*What is being asked:*
Copy out all the entries word for word.

>> BEGIN Records for the exercise

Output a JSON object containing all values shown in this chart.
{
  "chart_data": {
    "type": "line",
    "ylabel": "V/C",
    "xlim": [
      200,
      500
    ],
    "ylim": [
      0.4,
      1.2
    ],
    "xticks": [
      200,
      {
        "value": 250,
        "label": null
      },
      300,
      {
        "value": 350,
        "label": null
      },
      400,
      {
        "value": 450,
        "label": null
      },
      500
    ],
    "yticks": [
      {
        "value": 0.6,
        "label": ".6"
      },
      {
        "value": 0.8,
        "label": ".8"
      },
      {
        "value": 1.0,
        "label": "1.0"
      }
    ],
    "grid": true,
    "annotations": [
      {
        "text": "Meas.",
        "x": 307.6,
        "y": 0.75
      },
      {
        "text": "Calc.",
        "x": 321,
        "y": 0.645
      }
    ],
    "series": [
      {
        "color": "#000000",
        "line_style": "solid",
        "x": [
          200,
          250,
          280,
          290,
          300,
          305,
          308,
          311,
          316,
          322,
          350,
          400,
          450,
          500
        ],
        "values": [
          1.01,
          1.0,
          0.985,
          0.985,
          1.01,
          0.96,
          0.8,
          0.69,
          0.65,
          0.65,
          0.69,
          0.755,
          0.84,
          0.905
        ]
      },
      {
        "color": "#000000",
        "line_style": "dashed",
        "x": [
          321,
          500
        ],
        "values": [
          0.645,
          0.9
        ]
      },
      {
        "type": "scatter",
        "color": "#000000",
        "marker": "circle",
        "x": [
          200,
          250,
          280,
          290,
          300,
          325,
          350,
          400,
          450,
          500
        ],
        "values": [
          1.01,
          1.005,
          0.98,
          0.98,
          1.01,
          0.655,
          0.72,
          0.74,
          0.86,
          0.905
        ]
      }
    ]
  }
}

>> END Records for the exercise

*Result for this exercise:*
Output a JSON object containing all values shown in this chart.
{
  "chart_data": {
    "type": "line",
    "ylabel": "V/C",
    "xlim": [
      200,
      500
    ],
    "ylim": [
      0.4,
      1.2
    ],
    "xticks": [
      200,
      {
        "value": 250,
        "label": null
      },
      300,
      {
        "value": 350,
        "label": null
      },
      400,
      {
        "value": 450,
        "label": null
      },
      500
    ],
    "yticks": [
      {
        "value": 0.6,
        "label": ".6"
      },
      {
        "value": 0.8,
        "label": ".8"
      },
      {
        "value": 1.0,
        "label": "1.0"
      }
    ],
    "grid": true,
    "annotations": [
      {
        "text": "Meas.",
        "x": 307.6,
        "y": 0.75
      },
      {
        "text": "Calc.",
        "x": 321,
        "y": 0.645
      }
    ],
    "series": [
      {
        "color": "#000000",
        "line_style": "solid",
        "x": [
          200,
          250,
          280,
          290,
          300,
          305,
          308,
          311,
          316,
          322,
          350,
          400,
          450,
          500
        ],
        "values": [
          1.01,
          1.0,
          0.985,
          0.985,
          1.01,
          0.96,
          0.8,
          0.69,
          0.65,
          0.65,
          0.69,
          0.755,
          0.84,
          0.905
        ]
      },
      {
        "color": "#000000",
        "line_style": "dashed",
        "x": [
          321,
          500
        ],
        "values": [
          0.645,
          0.9
        ]
      },
      {
        "type": "scatter",
        "color": "#000000",
        "marker": "circle",
        "x": [
          200,
          250,
          280,
          290,
          300,
          325,
          350,
          400,
          450,
          500
        ],
        "values": [
          1.01,
          1.005,
          0.98,
          0.98,
          1.01,
          0.655,
          0.72,
          0.74,
          0.86,
          0.905
        ]
      }
    ]
  }
}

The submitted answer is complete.